> **SUPPLIED RECORDS**:
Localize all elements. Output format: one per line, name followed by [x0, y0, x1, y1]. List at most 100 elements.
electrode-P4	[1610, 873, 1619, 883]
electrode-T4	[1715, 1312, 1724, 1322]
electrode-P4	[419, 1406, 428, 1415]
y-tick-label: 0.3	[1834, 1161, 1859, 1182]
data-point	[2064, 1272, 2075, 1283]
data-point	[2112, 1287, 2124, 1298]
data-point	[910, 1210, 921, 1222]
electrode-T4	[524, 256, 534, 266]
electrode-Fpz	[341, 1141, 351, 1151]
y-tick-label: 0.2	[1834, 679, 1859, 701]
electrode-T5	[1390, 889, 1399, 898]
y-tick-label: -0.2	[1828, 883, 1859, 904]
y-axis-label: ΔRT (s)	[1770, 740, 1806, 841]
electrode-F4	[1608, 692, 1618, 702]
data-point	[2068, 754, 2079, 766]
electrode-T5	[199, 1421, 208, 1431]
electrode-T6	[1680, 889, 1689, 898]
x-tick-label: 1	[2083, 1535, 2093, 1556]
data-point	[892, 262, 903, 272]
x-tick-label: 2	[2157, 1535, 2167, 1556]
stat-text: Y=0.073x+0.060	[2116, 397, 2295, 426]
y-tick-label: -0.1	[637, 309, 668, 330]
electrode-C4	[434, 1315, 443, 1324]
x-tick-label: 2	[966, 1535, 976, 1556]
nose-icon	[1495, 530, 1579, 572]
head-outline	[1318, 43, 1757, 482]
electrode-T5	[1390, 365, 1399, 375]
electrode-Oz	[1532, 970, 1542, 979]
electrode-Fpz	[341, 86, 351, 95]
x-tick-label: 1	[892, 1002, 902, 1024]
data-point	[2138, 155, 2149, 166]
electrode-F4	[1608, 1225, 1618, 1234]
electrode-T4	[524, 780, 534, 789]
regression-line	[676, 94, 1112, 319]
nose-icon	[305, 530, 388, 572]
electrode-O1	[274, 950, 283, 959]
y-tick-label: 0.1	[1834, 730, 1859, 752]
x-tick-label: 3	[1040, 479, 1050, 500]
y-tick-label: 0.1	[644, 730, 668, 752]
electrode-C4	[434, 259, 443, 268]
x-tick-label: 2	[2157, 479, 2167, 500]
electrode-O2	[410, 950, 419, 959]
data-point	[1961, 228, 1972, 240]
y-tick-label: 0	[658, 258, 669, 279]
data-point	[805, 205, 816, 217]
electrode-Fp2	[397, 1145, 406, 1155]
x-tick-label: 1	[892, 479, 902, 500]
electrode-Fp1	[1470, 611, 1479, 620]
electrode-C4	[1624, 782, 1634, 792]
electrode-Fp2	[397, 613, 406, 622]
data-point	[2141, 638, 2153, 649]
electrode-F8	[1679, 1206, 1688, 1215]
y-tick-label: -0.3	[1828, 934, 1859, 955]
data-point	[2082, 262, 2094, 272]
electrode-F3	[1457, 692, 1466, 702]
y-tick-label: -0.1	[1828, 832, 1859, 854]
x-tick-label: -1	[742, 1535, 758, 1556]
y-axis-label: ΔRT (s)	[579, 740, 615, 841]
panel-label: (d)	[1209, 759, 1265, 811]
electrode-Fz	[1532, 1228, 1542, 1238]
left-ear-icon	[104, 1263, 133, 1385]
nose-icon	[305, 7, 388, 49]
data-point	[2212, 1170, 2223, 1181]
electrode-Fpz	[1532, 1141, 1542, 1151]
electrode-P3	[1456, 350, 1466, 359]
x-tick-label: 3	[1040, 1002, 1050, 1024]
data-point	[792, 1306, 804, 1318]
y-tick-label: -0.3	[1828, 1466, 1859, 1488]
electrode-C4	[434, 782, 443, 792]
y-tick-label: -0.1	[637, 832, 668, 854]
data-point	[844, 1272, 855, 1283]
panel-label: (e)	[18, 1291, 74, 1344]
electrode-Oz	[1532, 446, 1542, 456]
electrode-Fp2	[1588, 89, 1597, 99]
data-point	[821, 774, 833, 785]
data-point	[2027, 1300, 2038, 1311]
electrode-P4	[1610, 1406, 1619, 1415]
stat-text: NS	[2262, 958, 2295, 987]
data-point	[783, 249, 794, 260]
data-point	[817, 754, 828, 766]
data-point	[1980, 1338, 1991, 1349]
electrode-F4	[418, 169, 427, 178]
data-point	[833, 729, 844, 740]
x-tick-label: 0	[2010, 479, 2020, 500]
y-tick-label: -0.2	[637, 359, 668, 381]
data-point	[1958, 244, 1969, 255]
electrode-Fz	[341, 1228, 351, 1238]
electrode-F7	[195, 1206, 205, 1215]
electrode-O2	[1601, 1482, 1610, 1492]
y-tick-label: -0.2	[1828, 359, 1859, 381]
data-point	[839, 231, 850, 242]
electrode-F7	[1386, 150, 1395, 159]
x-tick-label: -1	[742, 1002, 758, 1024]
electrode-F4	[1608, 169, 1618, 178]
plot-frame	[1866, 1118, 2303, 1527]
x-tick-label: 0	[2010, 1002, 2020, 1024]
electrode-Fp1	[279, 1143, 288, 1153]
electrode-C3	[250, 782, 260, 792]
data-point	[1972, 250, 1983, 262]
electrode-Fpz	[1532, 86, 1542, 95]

> **EXERCISE INSTRUCTIONS**: Please rename every "data-point" in the listing above to "scatter-point", and write out the whole listing again with nothing else altered.

> **THE SOLUTION**:
Localize all elements. Output format: one per line, name followed by [x0, y0, x1, y1]. List at most 100 elements.
electrode-P4	[1610, 873, 1619, 883]
electrode-T4	[1715, 1312, 1724, 1322]
electrode-P4	[419, 1406, 428, 1415]
y-tick-label: 0.3	[1834, 1161, 1859, 1182]
scatter-point	[2064, 1272, 2075, 1283]
scatter-point	[2112, 1287, 2124, 1298]
scatter-point	[910, 1210, 921, 1222]
electrode-T4	[524, 256, 534, 266]
electrode-Fpz	[341, 1141, 351, 1151]
y-tick-label: 0.2	[1834, 679, 1859, 701]
electrode-T5	[1390, 889, 1399, 898]
y-tick-label: -0.2	[1828, 883, 1859, 904]
y-axis-label: ΔRT (s)	[1770, 740, 1806, 841]
electrode-F4	[1608, 692, 1618, 702]
scatter-point	[2068, 754, 2079, 766]
electrode-T5	[199, 1421, 208, 1431]
electrode-T6	[1680, 889, 1689, 898]
x-tick-label: 1	[2083, 1535, 2093, 1556]
scatter-point	[892, 262, 903, 272]
x-tick-label: 2	[2157, 1535, 2167, 1556]
stat-text: Y=0.073x+0.060	[2116, 397, 2295, 426]
y-tick-label: -0.1	[637, 309, 668, 330]
electrode-C4	[434, 1315, 443, 1324]
x-tick-label: 2	[966, 1535, 976, 1556]
nose-icon	[1495, 530, 1579, 572]
head-outline	[1318, 43, 1757, 482]
electrode-T5	[1390, 365, 1399, 375]
electrode-Oz	[1532, 970, 1542, 979]
electrode-Fpz	[341, 86, 351, 95]
x-tick-label: 1	[892, 1002, 902, 1024]
scatter-point	[2138, 155, 2149, 166]
electrode-F4	[1608, 1225, 1618, 1234]
electrode-T4	[524, 780, 534, 789]
regression-line	[676, 94, 1112, 319]
nose-icon	[305, 530, 388, 572]
electrode-O1	[274, 950, 283, 959]
y-tick-label: 0.1	[1834, 730, 1859, 752]
x-tick-label: 3	[1040, 479, 1050, 500]
y-tick-label: 0.1	[644, 730, 668, 752]
electrode-C4	[434, 259, 443, 268]
x-tick-label: 2	[2157, 479, 2167, 500]
electrode-O2	[410, 950, 419, 959]
scatter-point	[1961, 228, 1972, 240]
y-tick-label: 0	[658, 258, 669, 279]
scatter-point	[805, 205, 816, 217]
electrode-Fp2	[397, 1145, 406, 1155]
x-tick-label: 1	[892, 479, 902, 500]
electrode-Fp1	[1470, 611, 1479, 620]
electrode-C4	[1624, 782, 1634, 792]
electrode-Fp2	[397, 613, 406, 622]
scatter-point	[2141, 638, 2153, 649]
electrode-F8	[1679, 1206, 1688, 1215]
y-tick-label: -0.3	[1828, 934, 1859, 955]
scatter-point	[2082, 262, 2094, 272]
electrode-F3	[1457, 692, 1466, 702]
y-tick-label: -0.1	[1828, 832, 1859, 854]
x-tick-label: -1	[742, 1535, 758, 1556]
y-axis-label: ΔRT (s)	[579, 740, 615, 841]
panel-label: (d)	[1209, 759, 1265, 811]
electrode-Fz	[1532, 1228, 1542, 1238]
left-ear-icon	[104, 1263, 133, 1385]
nose-icon	[305, 7, 388, 49]
scatter-point	[2212, 1170, 2223, 1181]
electrode-Fpz	[1532, 1141, 1542, 1151]
electrode-P3	[1456, 350, 1466, 359]
x-tick-label: 3	[1040, 1002, 1050, 1024]
scatter-point	[792, 1306, 804, 1318]
y-tick-label: -0.3	[1828, 1466, 1859, 1488]
electrode-C4	[434, 782, 443, 792]
y-tick-label: -0.1	[637, 832, 668, 854]
scatter-point	[844, 1272, 855, 1283]
panel-label: (e)	[18, 1291, 74, 1344]
electrode-Oz	[1532, 446, 1542, 456]
electrode-Fp2	[1588, 89, 1597, 99]
scatter-point	[821, 774, 833, 785]
scatter-point	[2027, 1300, 2038, 1311]
electrode-P4	[1610, 1406, 1619, 1415]
stat-text: NS	[2262, 958, 2295, 987]
scatter-point	[783, 249, 794, 260]
scatter-point	[817, 754, 828, 766]
scatter-point	[1980, 1338, 1991, 1349]
electrode-F4	[418, 169, 427, 178]
scatter-point	[833, 729, 844, 740]
x-tick-label: 0	[2010, 479, 2020, 500]
y-tick-label: -0.2	[637, 359, 668, 381]
scatter-point	[1958, 244, 1969, 255]
electrode-Fz	[341, 1228, 351, 1238]
electrode-F7	[195, 1206, 205, 1215]
electrode-O2	[1601, 1482, 1610, 1492]
y-tick-label: -0.2	[1828, 359, 1859, 381]
scatter-point	[839, 231, 850, 242]
electrode-F7	[1386, 150, 1395, 159]
x-tick-label: -1	[742, 1002, 758, 1024]
electrode-F4	[1608, 169, 1618, 178]
plot-frame	[1866, 1118, 2303, 1527]
x-tick-label: 0	[2010, 1002, 2020, 1024]
electrode-Fp1	[279, 1143, 288, 1153]
electrode-C3	[250, 782, 260, 792]
scatter-point	[1972, 250, 1983, 262]
electrode-Fpz	[1532, 86, 1542, 95]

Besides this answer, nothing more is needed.